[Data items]
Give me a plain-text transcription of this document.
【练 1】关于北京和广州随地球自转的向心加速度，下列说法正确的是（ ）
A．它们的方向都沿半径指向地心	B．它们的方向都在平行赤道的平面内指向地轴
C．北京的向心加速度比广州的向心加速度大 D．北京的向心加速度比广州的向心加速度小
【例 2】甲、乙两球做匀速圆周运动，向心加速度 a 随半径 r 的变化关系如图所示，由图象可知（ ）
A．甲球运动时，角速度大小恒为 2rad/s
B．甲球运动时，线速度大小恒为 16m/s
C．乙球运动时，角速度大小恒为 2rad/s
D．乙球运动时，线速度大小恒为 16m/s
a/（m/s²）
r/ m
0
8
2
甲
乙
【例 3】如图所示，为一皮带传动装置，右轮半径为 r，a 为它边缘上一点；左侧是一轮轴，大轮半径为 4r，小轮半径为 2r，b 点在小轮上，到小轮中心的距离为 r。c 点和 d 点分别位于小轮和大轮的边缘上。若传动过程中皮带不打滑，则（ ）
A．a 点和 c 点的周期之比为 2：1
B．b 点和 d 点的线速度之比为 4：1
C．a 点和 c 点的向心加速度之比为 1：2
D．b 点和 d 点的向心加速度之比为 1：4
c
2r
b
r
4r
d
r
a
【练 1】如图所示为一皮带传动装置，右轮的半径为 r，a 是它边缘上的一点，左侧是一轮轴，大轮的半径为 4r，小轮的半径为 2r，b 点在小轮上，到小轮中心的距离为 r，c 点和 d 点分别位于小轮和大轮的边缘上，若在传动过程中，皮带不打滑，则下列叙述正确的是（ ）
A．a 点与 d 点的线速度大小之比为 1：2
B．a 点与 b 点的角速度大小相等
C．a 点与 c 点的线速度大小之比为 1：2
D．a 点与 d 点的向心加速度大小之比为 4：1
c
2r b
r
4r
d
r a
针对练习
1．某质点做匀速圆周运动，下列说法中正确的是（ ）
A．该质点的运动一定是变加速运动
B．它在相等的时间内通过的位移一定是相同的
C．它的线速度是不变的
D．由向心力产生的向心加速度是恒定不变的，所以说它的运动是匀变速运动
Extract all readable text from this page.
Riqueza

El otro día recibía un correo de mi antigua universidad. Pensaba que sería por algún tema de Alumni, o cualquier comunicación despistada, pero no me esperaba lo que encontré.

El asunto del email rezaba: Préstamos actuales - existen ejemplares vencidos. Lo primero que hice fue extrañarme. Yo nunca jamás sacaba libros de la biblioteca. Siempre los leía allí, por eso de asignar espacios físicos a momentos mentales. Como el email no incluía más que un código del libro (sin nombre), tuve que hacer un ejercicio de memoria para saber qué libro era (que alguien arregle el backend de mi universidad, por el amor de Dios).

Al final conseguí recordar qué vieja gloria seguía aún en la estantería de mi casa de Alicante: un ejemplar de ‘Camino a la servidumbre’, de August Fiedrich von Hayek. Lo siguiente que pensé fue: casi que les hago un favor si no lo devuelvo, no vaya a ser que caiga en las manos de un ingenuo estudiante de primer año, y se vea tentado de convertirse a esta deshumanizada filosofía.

# [Instructions to follow]
Quote each line above in full, word for word.

# [Solution]
Give me a plain-text transcription of this document.
【练 1】关于北京和广州随地球自转的向心加速度，下列说法正确的是（ ）
A．它们的方向都沿半径指向地心	B．它们的方向都在平行赤道的平面内指向地轴
C．北京的向心加速度比广州的向心加速度大 D．北京的向心加速度比广州的向心加速度小
【例 2】甲、乙两球做匀速圆周运动，向心加速度 a 随半径 r 的变化关系如图所示，由图象可知（ ）
A．甲球运动时，角速度大小恒为 2rad/s
B．甲球运动时，线速度大小恒为 16m/s
C．乙球运动时，角速度大小恒为 2rad/s
D．乙球运动时，线速度大小恒为 16m/s
a/（m/s²）
r/ m
0
8
2
甲
乙
【例 3】如图所示，为一皮带传动装置，右轮半径为 r，a 为它边缘上一点；左侧是一轮轴，大轮半径为 4r，小轮半径为 2r，b 点在小轮上，到小轮中心的距离为 r。c 点和 d 点分别位于小轮和大轮的边缘上。若传动过程中皮带不打滑，则（ ）
A．a 点和 c 点的周期之比为 2：1
B．b 点和 d 点的线速度之比为 4：1
C．a 点和 c 点的向心加速度之比为 1：2
D．b 点和 d 点的向心加速度之比为 1：4
c
2r
b
r
4r
d
r
a
【练 1】如图所示为一皮带传动装置，右轮的半径为 r，a 是它边缘上的一点，左侧是一轮轴，大轮的半径为 4r，小轮的半径为 2r，b 点在小轮上，到小轮中心的距离为 r，c 点和 d 点分别位于小轮和大轮的边缘上，若在传动过程中，皮带不打滑，则下列叙述正确的是（ ）
A．a 点与 d 点的线速度大小之比为 1：2
B．a 点与 b 点的角速度大小相等
C．a 点与 c 点的线速度大小之比为 1：2
D．a 点与 d 点的向心加速度大小之比为 4：1
c
2r b
r
4r
d
r a
针对练习
1．某质点做匀速圆周运动，下列说法中正确的是（ ）
A．该质点的运动一定是变加速运动
B．它在相等的时间内通过的位移一定是相同的
C．它的线速度是不变的
D．由向心力产生的向心加速度是恒定不变的，所以说它的运动是匀变速运动
Extract all readable text from this page.
Riqueza

El otro día recibía un correo de mi antigua universidad. Pensaba que sería por algún tema de Alumni, o cualquier comunicación despistada, pero no me esperaba lo que encontré.

El asunto del email rezaba: Préstamos actuales - existen ejemplares vencidos. Lo primero que hice fue extrañarme. Yo nunca jamás sacaba libros de la biblioteca. Siempre los leía allí, por eso de asignar espacios físicos a momentos mentales. Como el email no incluía más que un código del libro (sin nombre), tuve que hacer un ejercicio de memoria para saber qué libro era (que alguien arregle el backend de mi universidad, por el amor de Dios).

Al final conseguí recordar qué vieja gloria seguía aún en la estantería de mi casa de Alicante: un ejemplar de ‘Camino a la servidumbre’, de August Fiedrich von Hayek. Lo siguiente que pensé fue: casi que les hago un favor si no lo devuelvo, no vaya a ser que caiga en las manos de un ingenuo estudiante de primer año, y se vea tentado de convertirse a esta deshumanizada filosofía.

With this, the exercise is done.